- Directions for this task
Pick out every line in the data below that holds "XAUUSD".

- Stored data
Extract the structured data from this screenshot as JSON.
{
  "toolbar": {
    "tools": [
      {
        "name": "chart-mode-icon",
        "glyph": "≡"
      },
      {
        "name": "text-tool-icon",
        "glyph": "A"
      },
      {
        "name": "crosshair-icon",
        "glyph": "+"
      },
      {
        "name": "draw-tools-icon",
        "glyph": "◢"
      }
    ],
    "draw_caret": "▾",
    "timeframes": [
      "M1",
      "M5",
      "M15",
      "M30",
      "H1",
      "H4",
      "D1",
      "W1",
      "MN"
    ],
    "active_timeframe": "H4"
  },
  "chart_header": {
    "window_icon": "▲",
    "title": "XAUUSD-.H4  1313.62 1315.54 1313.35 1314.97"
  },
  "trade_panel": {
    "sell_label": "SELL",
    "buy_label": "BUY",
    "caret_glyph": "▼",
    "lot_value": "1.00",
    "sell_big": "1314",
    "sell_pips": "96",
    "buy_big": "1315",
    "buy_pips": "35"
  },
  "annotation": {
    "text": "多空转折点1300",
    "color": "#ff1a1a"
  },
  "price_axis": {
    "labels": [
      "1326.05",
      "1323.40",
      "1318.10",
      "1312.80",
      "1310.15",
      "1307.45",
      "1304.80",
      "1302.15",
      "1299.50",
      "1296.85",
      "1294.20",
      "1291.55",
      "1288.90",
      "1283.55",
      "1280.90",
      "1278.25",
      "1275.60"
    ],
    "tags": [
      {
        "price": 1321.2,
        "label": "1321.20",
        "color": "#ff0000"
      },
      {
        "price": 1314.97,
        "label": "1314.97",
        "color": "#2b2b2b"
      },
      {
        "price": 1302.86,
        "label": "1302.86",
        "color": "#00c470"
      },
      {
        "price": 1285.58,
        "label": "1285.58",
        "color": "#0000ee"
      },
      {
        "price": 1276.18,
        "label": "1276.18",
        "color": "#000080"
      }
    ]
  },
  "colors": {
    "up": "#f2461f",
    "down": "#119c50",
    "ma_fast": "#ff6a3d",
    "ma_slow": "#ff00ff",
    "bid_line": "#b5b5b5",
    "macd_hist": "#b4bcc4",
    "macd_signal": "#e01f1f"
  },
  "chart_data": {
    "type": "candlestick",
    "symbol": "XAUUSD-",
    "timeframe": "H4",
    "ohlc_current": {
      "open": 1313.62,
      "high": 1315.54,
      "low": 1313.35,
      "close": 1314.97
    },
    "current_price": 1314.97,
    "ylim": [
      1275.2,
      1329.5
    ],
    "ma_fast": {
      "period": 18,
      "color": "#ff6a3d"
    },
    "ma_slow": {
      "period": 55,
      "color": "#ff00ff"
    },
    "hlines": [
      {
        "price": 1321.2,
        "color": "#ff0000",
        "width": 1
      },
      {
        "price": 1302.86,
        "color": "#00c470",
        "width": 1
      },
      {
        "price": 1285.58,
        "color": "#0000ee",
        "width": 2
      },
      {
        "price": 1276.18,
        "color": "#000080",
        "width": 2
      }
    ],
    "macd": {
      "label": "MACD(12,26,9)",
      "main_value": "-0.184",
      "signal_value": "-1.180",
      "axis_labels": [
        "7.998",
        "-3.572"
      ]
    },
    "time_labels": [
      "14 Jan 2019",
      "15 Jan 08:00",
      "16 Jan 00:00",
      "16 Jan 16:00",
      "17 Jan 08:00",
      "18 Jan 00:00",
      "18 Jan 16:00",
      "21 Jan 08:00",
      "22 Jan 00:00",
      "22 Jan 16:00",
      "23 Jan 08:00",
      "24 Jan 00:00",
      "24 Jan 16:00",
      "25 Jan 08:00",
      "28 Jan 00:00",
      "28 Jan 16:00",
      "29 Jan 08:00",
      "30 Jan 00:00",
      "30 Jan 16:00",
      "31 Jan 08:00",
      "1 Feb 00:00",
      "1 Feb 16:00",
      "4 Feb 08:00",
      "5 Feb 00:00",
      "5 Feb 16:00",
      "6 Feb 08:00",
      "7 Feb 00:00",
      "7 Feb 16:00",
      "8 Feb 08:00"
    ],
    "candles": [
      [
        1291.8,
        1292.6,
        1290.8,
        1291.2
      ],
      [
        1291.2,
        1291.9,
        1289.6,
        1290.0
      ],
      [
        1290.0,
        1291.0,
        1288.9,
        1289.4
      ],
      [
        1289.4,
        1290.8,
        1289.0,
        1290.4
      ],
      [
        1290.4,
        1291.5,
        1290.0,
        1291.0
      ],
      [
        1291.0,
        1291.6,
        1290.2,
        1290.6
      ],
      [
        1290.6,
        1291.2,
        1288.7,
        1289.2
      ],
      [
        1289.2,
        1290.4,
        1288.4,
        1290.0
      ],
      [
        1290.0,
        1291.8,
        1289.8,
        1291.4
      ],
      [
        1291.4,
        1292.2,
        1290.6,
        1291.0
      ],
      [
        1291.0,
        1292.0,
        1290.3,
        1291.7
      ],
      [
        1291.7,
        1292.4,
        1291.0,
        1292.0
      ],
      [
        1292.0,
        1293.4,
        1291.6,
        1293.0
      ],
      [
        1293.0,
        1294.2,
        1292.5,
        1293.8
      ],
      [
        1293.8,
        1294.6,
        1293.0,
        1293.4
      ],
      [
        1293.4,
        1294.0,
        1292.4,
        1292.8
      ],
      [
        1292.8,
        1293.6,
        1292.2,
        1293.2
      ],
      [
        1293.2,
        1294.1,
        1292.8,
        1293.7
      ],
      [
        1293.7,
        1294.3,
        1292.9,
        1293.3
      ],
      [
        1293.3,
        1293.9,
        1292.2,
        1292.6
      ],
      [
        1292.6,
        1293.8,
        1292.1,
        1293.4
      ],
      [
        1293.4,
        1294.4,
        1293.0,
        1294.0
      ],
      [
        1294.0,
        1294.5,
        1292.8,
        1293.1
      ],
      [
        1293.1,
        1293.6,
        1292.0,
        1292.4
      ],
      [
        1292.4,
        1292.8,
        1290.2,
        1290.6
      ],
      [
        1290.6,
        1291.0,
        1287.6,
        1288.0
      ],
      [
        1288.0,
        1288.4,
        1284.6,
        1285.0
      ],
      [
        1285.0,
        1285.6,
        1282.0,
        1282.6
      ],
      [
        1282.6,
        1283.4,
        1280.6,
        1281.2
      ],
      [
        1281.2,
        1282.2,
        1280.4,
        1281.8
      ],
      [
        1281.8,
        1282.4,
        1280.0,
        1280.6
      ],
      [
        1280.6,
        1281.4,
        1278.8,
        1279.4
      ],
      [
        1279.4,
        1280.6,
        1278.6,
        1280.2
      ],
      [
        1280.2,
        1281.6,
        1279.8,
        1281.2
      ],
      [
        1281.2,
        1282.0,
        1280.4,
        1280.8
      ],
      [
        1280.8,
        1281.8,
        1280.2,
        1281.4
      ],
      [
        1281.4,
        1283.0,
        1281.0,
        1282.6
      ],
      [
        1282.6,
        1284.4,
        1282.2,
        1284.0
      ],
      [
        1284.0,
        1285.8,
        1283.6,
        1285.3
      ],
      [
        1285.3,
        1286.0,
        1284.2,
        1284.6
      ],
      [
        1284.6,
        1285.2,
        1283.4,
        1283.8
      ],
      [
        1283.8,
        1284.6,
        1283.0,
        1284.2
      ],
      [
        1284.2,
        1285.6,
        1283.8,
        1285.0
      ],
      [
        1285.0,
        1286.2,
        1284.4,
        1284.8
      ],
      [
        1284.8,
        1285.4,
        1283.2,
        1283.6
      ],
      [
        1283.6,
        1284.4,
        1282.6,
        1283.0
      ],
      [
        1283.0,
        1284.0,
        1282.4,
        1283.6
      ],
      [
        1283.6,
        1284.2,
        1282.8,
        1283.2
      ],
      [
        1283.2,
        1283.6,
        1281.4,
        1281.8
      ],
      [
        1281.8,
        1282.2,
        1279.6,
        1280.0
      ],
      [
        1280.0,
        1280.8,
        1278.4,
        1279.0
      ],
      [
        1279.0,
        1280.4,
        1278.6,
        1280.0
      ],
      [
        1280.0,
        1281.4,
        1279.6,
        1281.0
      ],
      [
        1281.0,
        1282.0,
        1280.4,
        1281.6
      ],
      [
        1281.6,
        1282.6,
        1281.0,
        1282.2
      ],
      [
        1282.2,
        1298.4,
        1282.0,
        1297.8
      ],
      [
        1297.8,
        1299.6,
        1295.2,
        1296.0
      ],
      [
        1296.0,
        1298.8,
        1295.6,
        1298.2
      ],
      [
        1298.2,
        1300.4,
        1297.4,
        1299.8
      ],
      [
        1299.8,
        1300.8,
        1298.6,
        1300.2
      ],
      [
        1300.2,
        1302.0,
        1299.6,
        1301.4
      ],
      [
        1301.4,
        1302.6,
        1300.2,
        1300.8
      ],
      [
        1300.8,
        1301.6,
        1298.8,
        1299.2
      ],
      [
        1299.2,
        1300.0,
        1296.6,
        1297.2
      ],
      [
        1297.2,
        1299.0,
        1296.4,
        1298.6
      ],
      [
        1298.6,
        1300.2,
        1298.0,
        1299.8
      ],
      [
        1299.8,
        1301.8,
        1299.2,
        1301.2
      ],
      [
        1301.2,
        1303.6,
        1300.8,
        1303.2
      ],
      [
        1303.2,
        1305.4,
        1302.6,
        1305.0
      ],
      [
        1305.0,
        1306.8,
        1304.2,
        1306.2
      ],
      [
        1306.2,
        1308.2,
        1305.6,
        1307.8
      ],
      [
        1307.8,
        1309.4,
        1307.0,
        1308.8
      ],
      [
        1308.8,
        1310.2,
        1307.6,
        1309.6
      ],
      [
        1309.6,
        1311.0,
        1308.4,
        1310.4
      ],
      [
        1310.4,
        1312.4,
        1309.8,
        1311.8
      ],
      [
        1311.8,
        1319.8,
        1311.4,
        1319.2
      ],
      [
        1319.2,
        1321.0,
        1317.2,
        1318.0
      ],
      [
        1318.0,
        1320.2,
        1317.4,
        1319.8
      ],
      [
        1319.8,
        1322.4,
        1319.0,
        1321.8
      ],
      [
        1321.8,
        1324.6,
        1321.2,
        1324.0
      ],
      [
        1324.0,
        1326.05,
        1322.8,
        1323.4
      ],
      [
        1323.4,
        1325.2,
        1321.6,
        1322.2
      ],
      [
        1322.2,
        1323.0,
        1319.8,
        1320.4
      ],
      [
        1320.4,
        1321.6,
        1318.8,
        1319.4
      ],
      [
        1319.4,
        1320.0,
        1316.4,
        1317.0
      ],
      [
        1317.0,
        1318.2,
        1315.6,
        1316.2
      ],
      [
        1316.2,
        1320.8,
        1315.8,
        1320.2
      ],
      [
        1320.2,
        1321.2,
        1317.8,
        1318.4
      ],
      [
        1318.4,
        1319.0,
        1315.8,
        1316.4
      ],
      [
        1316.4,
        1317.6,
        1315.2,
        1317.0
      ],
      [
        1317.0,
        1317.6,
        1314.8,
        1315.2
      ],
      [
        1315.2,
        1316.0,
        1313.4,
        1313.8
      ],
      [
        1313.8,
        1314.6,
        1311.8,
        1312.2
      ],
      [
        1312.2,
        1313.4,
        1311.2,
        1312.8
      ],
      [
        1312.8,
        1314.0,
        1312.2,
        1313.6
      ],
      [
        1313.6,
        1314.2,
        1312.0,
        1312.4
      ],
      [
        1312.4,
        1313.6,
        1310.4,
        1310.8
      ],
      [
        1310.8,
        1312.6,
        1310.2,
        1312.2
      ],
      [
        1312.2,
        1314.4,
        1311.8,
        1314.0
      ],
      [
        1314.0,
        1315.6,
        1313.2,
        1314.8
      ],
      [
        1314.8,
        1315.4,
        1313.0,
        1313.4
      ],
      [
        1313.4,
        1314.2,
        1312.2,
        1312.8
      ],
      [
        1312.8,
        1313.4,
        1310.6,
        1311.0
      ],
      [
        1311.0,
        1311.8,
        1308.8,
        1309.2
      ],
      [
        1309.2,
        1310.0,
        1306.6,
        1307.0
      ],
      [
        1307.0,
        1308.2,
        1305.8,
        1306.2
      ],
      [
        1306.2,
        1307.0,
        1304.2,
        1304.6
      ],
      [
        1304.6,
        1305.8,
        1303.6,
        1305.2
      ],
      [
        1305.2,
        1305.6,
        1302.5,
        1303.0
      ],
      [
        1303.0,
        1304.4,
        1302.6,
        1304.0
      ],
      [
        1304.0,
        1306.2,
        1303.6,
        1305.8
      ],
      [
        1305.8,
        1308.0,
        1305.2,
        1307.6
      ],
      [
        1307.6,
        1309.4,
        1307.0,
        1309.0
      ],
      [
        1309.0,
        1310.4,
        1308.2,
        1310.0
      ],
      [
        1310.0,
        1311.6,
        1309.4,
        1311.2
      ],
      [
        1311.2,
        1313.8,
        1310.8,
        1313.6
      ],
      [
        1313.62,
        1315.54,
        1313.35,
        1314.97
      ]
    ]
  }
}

- Solution
    "title": "XAUUSD-.H4  1313.62 1315.54 1313.35 1314.97"
    "symbol": "XAUUSD-",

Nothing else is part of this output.